Work instructions>
In the records below, some lines contain the word "imágenes". Copy each of them.

Dataset records
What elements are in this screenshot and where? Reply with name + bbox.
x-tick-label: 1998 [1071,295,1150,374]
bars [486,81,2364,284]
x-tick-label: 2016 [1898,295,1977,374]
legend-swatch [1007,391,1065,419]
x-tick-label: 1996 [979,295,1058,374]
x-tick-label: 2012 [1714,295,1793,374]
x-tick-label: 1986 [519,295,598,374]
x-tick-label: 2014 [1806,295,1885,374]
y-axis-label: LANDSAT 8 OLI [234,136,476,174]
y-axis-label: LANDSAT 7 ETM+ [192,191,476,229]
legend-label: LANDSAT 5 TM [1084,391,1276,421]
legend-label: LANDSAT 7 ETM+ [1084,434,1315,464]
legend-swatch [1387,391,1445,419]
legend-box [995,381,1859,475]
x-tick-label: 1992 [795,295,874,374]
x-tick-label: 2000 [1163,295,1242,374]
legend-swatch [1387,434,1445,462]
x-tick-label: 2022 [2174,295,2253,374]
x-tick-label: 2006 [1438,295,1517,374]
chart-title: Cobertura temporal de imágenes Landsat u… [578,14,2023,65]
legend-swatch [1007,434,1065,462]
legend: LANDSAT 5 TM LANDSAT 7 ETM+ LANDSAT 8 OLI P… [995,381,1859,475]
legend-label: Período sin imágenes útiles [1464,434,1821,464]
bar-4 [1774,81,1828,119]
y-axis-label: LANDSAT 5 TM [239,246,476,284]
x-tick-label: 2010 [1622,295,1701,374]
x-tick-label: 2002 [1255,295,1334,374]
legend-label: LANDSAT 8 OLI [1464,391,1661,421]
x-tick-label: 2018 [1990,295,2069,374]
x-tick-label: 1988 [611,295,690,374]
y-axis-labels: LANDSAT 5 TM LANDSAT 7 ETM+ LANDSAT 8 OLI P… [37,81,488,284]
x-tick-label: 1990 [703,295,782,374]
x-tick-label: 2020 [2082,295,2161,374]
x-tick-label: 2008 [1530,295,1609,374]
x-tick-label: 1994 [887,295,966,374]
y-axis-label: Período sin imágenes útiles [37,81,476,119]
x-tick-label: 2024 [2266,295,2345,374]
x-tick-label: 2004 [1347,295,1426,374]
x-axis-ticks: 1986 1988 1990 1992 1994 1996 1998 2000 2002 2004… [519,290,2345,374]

Problem solution>
chart-title: Cobertura temporal de imágenes Landsat u… [578,14,2023,65]
legend-label: Período sin imágenes útiles [1464,434,1821,464]
y-axis-label: Período sin imágenes útiles [37,81,476,119]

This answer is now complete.